> TO BE DONE
Narrow the data below down to the lines containing "template".

> SOURCE MATERIAL

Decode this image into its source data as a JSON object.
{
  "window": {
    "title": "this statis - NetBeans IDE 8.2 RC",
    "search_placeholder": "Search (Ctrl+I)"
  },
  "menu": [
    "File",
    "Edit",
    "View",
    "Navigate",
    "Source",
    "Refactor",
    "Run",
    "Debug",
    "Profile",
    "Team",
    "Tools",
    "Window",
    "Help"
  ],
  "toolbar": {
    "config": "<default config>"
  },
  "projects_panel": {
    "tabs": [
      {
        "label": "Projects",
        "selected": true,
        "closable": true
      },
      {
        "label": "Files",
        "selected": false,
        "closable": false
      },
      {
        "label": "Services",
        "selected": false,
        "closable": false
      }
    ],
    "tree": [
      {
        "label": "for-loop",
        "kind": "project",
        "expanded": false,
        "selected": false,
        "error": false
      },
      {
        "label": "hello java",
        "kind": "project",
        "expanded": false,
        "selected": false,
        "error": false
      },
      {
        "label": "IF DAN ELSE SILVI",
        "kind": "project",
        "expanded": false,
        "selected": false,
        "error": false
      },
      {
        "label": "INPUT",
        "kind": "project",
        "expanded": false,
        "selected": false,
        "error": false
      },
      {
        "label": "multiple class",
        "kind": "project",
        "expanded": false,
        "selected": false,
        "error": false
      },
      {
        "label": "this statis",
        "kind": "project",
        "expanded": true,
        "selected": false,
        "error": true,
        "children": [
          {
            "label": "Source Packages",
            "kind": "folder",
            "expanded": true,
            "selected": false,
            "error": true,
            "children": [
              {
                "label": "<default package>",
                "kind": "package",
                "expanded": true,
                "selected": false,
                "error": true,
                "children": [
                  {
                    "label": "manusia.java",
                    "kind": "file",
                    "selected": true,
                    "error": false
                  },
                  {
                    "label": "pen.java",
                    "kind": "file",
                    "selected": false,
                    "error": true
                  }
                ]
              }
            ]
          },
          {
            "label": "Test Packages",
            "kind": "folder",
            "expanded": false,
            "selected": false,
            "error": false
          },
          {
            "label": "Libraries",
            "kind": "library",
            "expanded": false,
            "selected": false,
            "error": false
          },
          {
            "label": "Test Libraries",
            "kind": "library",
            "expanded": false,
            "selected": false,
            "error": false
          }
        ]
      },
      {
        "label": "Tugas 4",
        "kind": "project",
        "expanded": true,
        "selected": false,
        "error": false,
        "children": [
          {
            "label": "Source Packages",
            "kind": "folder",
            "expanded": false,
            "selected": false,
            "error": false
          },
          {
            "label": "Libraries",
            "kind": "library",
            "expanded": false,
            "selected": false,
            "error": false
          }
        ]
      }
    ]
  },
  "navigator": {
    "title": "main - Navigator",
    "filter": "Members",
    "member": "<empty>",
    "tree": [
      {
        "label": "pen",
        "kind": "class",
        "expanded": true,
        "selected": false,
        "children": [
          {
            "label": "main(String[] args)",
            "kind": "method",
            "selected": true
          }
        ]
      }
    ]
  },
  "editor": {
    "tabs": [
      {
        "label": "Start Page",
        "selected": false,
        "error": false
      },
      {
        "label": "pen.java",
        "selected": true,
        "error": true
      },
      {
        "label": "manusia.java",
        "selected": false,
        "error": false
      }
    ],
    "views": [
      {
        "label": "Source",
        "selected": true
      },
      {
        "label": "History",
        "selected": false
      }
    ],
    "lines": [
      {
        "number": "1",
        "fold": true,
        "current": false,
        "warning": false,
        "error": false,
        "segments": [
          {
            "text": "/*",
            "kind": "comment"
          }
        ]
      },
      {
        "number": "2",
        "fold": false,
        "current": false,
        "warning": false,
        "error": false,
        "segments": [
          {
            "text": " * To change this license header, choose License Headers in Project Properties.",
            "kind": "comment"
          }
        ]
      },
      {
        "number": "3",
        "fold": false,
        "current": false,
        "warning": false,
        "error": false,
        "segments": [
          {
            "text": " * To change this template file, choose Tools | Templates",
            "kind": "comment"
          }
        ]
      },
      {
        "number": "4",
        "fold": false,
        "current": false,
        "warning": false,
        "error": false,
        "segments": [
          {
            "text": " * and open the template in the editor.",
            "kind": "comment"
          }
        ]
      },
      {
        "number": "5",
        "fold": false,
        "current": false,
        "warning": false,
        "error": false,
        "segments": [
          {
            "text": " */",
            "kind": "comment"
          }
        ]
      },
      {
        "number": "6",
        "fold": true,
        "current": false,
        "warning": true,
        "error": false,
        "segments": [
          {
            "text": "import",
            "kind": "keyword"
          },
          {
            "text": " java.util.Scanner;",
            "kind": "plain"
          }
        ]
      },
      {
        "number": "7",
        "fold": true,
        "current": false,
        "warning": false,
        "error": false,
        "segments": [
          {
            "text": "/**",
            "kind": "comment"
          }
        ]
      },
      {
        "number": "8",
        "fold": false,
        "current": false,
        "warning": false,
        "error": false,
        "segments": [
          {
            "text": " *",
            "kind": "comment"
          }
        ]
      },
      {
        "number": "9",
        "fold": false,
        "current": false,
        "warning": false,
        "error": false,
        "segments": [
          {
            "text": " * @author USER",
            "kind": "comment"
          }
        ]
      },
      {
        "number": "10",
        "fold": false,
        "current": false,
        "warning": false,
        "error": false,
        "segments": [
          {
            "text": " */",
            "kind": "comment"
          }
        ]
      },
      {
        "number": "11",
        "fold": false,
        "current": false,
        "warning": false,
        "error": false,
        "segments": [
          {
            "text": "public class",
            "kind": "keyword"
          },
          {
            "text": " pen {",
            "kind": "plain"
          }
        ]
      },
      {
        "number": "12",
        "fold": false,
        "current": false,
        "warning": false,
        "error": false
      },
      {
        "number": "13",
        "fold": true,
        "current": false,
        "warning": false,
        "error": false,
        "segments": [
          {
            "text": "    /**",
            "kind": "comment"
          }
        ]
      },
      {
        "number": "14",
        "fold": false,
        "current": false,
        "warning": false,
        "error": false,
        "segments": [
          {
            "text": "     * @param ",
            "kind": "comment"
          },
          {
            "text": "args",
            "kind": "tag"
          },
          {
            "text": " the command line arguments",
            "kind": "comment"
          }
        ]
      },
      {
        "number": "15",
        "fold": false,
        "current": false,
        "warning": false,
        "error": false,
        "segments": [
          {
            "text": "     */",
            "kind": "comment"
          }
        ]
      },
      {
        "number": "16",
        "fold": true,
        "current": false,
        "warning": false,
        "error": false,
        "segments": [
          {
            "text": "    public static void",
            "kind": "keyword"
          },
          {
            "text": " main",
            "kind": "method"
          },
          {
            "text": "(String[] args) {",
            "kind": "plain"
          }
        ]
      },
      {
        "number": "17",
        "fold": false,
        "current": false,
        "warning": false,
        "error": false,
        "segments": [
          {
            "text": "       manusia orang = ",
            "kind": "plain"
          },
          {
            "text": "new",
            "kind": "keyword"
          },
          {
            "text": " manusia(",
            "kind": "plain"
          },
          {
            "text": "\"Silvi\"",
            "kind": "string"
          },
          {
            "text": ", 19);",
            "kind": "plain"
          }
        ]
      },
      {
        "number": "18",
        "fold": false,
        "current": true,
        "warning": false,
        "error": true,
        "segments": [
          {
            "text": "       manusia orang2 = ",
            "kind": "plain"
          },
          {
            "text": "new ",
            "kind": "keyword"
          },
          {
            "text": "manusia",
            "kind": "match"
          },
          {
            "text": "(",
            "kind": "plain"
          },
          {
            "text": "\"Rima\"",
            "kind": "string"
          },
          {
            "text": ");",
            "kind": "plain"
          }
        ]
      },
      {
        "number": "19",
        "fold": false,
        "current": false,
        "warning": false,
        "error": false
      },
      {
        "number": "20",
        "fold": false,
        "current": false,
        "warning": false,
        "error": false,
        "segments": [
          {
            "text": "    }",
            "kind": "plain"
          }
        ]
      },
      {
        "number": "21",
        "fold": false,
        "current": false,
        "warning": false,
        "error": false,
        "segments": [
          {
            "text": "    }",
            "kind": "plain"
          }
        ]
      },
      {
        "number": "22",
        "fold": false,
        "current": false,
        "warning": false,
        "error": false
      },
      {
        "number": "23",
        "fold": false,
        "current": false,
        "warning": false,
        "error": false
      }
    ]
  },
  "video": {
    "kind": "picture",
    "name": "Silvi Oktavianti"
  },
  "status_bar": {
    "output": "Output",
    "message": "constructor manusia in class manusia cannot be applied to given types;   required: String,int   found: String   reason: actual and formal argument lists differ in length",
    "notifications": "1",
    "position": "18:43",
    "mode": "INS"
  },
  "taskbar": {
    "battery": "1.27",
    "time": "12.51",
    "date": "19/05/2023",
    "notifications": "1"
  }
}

> CORRECT RESPONSE
            "text": " * To change this template file, choose Tools | Templates",
            "text": " * and open the template in the editor.",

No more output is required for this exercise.